Problem statement. Locate the line that contains "Give me a plain-text". Copy it and every following line through the end of the records, exactly, and include nothing else.

Data records
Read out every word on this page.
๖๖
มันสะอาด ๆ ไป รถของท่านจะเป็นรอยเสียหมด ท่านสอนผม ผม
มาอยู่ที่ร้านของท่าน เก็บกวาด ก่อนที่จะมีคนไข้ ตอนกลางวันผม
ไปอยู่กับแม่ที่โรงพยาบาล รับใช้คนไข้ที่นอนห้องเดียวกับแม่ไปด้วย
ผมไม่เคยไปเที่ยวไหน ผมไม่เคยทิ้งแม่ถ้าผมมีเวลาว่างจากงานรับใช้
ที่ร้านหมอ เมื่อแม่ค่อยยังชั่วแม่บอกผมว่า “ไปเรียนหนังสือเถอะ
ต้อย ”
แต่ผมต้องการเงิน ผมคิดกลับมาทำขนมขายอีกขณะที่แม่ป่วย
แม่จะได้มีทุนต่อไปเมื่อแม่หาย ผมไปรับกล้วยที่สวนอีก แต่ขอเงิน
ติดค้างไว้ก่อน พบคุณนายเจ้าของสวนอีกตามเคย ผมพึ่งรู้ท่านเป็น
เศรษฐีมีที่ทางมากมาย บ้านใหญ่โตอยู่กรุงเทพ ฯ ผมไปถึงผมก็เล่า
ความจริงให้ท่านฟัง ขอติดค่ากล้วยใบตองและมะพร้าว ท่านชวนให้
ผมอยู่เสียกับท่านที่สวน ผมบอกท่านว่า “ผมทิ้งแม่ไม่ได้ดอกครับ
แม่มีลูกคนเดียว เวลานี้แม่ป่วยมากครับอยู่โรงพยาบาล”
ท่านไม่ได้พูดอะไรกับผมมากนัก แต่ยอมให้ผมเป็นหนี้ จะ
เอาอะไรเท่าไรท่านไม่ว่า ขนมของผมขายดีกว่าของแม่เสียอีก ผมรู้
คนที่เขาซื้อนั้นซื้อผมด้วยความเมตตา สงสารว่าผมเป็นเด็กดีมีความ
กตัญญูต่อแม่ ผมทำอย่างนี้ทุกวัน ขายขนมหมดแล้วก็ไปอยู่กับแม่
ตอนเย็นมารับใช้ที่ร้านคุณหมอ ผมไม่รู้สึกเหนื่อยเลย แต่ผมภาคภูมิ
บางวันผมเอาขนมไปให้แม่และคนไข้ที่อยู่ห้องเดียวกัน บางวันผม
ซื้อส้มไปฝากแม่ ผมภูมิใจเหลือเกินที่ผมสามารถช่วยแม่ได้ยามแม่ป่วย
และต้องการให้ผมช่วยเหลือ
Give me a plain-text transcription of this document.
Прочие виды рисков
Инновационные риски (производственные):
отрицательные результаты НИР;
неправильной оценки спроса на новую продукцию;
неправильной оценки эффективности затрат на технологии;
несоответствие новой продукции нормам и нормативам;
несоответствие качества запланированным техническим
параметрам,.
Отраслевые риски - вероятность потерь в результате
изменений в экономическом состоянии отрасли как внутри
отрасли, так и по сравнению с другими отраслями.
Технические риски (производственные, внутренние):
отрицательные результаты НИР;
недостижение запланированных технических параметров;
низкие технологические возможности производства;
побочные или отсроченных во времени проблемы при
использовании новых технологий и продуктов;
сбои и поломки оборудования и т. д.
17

Task output.
Give me a plain-text transcription of this document.
Прочие виды рисков
Инновационные риски (производственные):
отрицательные результаты НИР;
неправильной оценки спроса на новую продукцию;
неправильной оценки эффективности затрат на технологии;
несоответствие новой продукции нормам и нормативам;
несоответствие качества запланированным техническим
параметрам,.
Отраслевые риски - вероятность потерь в результате
изменений в экономическом состоянии отрасли как внутри
отрасли, так и по сравнению с другими отраслями.
Технические риски (производственные, внутренние):
отрицательные результаты НИР;
недостижение запланированных технических параметров;
низкие технологические возможности производства;
побочные или отсроченных во времени проблемы при
использовании новых технологий и продуктов;
сбои и поломки оборудования и т. д.
17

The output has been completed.